• BRIEF:
Gather from the listing below each line that includes the word "this", and copy it.

--- Begin ---

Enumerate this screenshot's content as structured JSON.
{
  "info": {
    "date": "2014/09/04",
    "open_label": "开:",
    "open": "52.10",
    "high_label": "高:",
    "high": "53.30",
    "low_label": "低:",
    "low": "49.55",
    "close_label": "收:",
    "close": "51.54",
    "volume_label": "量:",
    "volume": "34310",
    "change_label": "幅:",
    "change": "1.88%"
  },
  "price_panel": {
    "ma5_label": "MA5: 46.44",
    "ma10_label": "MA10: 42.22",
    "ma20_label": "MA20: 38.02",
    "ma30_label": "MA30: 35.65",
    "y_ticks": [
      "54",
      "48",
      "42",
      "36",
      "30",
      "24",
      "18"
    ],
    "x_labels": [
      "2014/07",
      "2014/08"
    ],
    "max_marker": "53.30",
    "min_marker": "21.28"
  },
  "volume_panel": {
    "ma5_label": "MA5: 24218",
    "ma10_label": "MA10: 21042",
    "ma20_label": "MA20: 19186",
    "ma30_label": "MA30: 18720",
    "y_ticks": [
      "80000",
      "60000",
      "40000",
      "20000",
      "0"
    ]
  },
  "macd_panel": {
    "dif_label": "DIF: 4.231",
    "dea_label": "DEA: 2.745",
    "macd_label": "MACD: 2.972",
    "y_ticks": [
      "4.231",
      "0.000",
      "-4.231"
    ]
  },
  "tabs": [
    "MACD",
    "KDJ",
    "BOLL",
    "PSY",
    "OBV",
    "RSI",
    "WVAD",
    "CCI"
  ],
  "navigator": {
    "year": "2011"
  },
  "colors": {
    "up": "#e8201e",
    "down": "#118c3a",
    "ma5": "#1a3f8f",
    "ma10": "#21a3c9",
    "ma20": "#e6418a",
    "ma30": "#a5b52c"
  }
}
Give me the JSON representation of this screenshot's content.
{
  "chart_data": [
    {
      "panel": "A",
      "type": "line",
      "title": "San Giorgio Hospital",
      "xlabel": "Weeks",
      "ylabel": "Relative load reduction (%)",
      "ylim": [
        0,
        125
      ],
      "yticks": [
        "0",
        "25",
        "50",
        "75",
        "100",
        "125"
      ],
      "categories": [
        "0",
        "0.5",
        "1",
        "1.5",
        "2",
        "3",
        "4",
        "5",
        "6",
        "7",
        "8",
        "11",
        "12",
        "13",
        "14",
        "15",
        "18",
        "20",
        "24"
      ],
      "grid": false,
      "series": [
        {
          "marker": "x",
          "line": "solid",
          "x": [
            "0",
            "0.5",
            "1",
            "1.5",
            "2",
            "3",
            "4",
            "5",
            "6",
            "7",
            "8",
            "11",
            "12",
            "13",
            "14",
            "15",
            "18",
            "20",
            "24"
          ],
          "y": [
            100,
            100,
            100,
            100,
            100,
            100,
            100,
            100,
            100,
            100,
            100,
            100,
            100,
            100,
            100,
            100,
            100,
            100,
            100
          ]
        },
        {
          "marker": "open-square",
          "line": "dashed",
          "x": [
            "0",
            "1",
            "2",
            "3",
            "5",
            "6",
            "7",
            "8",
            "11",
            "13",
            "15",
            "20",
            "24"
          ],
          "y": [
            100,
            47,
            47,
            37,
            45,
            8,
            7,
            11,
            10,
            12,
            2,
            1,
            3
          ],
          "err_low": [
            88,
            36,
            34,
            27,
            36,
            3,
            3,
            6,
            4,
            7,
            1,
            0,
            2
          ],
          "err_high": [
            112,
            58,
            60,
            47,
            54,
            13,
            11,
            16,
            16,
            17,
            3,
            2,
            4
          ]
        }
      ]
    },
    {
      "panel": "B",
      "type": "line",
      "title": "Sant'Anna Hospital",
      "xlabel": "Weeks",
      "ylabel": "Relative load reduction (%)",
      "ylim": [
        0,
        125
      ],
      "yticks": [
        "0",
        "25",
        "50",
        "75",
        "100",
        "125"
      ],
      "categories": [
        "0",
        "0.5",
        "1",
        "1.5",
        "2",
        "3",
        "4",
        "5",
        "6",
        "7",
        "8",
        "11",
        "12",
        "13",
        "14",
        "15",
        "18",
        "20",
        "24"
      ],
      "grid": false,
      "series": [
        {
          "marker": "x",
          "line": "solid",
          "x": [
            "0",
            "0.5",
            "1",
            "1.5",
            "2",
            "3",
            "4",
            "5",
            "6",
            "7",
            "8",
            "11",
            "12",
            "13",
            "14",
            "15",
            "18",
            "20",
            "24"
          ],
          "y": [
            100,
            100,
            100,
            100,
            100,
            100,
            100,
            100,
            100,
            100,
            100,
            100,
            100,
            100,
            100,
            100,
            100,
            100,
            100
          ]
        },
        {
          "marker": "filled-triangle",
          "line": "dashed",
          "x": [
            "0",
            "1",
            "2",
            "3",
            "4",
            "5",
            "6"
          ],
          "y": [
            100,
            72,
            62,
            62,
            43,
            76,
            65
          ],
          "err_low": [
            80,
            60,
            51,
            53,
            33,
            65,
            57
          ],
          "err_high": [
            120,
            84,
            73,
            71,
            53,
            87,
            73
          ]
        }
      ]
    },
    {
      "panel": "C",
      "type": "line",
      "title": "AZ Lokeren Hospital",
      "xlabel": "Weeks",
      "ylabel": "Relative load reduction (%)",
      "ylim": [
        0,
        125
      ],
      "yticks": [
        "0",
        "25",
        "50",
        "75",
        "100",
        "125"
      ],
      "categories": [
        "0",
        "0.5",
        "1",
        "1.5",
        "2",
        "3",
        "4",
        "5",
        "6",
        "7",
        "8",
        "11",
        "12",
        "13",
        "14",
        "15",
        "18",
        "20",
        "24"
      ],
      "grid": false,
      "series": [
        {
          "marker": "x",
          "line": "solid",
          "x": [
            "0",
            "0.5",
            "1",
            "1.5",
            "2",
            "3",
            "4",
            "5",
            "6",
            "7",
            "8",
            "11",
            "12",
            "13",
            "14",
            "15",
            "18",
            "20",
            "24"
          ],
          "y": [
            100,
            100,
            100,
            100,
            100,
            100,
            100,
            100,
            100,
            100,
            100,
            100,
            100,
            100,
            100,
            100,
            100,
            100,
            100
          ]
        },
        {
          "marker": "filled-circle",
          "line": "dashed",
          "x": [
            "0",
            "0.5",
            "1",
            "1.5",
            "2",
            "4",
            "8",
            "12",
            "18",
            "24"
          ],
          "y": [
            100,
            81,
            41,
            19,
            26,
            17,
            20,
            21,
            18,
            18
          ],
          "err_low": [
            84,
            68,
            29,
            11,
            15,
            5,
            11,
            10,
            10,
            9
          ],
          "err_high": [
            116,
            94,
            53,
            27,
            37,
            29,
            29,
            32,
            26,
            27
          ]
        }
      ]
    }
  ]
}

--- End ---
--- Begin ---

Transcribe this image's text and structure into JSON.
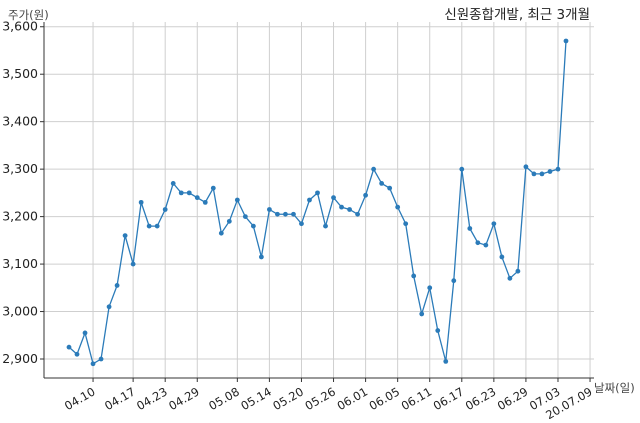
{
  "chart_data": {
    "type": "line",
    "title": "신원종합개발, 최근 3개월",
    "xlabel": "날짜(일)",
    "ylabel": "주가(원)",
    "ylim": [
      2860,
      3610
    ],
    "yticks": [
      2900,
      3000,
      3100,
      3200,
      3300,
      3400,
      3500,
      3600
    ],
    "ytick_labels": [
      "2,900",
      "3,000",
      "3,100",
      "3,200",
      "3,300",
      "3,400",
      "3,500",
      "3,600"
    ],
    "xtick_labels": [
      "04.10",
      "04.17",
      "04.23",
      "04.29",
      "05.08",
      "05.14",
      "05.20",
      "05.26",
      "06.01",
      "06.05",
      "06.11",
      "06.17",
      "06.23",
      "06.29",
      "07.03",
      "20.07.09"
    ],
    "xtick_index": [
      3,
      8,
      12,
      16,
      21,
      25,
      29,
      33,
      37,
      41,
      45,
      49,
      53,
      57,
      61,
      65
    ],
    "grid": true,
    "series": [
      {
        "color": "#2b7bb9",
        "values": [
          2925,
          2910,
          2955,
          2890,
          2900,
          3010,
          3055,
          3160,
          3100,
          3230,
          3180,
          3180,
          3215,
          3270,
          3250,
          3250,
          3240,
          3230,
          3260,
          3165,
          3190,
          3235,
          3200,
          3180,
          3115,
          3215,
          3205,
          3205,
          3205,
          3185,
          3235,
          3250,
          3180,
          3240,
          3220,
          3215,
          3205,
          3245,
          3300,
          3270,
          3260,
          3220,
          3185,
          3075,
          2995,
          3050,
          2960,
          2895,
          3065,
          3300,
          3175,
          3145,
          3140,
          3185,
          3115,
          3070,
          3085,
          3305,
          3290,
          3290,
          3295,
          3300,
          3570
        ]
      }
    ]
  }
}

--- End ---

• RESPONSE TO THE EXERCISE:
Enumerate this screenshot's content as structured JSON.
Give me the JSON representation of this screenshot's content.
Transcribe this image's text and structure into JSON.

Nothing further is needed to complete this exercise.